• _INSTRUCTION_
Copy the lines verbatim, beginning with the line that contains "Output the text content of this document." and continuing through the end of the data, and only those lines.

(Saved entries)
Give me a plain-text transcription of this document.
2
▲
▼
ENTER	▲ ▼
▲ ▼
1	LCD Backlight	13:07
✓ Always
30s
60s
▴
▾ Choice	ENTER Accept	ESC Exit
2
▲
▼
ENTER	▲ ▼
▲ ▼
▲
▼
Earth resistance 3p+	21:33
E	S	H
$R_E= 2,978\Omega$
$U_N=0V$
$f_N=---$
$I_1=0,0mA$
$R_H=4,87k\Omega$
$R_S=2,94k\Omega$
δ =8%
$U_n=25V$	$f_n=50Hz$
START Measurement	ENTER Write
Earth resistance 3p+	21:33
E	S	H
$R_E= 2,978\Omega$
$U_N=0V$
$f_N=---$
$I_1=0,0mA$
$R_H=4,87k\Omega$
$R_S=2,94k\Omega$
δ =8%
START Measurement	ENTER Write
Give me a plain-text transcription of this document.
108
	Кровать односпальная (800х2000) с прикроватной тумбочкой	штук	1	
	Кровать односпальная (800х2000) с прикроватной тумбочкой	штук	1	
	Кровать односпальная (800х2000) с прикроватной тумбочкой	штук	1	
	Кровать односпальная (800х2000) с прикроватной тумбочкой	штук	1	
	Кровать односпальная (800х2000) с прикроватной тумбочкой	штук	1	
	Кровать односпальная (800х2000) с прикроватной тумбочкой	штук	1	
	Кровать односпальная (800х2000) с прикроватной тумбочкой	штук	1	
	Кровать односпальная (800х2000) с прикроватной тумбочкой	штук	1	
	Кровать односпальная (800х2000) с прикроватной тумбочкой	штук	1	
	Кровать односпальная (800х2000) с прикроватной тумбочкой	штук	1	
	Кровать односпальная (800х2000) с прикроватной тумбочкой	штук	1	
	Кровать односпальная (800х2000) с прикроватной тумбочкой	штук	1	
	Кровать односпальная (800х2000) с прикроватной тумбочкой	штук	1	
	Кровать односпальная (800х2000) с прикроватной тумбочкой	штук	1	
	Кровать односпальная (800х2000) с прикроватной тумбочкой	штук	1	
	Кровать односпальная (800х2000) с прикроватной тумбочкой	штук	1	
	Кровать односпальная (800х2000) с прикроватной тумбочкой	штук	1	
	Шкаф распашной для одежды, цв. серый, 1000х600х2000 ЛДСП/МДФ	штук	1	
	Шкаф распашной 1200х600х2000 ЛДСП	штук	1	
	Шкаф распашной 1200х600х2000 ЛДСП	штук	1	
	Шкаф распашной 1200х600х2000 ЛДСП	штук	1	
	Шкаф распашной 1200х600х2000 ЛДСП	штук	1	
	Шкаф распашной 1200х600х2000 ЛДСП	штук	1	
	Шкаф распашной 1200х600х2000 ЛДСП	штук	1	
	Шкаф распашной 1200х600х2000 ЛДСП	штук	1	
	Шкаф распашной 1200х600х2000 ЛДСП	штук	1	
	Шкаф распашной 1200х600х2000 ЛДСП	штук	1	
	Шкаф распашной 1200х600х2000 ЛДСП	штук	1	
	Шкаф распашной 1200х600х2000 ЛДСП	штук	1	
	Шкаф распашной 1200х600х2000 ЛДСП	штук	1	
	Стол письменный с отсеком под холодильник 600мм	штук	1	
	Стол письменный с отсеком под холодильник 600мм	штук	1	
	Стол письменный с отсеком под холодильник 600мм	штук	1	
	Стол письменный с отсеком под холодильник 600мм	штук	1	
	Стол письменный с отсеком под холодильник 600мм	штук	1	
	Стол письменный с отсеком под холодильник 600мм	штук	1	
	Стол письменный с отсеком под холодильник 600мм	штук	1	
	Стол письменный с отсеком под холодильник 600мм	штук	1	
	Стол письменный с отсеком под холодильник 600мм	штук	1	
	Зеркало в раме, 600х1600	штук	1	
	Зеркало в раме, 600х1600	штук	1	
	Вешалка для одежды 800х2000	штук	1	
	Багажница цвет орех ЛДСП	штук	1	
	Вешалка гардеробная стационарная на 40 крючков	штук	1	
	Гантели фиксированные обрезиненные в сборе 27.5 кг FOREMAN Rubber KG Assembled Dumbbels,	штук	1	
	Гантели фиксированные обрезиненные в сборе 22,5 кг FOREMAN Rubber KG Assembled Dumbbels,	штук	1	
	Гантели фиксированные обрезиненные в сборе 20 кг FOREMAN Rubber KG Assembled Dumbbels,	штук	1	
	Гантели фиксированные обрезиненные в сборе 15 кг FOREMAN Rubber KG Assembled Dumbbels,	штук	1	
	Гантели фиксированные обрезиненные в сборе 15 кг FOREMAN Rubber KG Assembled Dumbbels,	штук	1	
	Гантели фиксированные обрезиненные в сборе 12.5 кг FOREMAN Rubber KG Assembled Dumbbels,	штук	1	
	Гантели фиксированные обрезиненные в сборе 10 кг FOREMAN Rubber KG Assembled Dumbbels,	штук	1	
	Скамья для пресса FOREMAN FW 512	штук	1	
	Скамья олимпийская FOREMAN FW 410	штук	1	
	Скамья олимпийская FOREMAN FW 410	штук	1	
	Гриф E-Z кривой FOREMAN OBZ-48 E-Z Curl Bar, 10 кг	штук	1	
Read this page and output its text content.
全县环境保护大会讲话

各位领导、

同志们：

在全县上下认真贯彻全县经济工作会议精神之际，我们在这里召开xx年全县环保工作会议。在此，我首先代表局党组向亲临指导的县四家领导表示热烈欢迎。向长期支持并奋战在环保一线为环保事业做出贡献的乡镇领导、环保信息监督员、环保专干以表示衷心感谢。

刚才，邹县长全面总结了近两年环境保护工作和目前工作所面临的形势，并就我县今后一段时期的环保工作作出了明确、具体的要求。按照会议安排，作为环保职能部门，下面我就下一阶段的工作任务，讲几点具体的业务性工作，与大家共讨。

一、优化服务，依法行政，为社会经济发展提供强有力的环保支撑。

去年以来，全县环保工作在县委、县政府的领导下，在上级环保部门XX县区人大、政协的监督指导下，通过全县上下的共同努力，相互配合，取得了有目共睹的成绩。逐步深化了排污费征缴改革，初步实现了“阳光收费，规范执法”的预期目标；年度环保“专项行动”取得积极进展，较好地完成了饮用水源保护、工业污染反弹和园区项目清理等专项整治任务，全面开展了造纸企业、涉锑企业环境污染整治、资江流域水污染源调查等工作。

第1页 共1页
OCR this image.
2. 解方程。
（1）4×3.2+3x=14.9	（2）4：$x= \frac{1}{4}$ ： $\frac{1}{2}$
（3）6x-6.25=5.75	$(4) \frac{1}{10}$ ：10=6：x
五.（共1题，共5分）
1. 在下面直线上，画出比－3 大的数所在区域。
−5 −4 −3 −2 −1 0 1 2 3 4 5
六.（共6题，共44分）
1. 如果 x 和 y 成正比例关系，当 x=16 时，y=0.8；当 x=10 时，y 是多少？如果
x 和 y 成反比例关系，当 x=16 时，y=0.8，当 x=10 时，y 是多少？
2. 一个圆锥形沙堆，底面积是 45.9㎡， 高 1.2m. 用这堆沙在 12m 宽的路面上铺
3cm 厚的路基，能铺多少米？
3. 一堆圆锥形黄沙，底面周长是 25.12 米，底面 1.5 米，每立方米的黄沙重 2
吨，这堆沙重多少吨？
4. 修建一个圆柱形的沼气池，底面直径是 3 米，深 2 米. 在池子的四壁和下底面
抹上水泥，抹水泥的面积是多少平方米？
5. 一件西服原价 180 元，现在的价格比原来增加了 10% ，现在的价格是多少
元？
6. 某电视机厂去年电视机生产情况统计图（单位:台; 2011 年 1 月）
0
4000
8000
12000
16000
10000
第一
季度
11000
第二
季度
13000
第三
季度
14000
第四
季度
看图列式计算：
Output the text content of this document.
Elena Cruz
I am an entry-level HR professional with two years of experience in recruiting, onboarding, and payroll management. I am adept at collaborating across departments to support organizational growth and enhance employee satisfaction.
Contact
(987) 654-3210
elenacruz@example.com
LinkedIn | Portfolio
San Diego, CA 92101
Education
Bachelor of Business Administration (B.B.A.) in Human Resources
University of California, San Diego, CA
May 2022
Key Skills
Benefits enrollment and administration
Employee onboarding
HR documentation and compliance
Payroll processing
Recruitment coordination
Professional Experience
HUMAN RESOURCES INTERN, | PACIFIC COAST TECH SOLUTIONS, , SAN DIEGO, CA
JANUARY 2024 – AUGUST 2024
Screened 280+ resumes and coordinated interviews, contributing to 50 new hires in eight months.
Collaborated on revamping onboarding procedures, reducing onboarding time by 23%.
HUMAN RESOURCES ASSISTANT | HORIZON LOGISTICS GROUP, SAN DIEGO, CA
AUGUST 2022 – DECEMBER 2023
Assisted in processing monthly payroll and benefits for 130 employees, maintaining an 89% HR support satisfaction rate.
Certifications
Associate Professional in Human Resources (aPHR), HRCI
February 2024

• _TASK RESULT_
Output the text content of this document.
Elena Cruz
I am an entry-level HR professional with two years of experience in recruiting, onboarding, and payroll management. I am adept at collaborating across departments to support organizational growth and enhance employee satisfaction.
Contact
(987) 654-3210
elenacruz@example.com
LinkedIn | Portfolio
San Diego, CA 92101
Education
Bachelor of Business Administration (B.B.A.) in Human Resources
University of California, San Diego, CA
May 2022
Key Skills
Benefits enrollment and administration
Employee onboarding
HR documentation and compliance
Payroll processing
Recruitment coordination
Professional Experience
HUMAN RESOURCES INTERN, | PACIFIC COAST TECH SOLUTIONS, , SAN DIEGO, CA
JANUARY 2024 – AUGUST 2024
Screened 280+ resumes and coordinated interviews, contributing to 50 new hires in eight months.
Collaborated on revamping onboarding procedures, reducing onboarding time by 23%.
HUMAN RESOURCES ASSISTANT | HORIZON LOGISTICS GROUP, SAN DIEGO, CA
AUGUST 2022 – DECEMBER 2023
Assisted in processing monthly payroll and benefits for 130 employees, maintaining an 89% HR support satisfaction rate.
Certifications
Associate Professional in Human Resources (aPHR), HRCI
February 2024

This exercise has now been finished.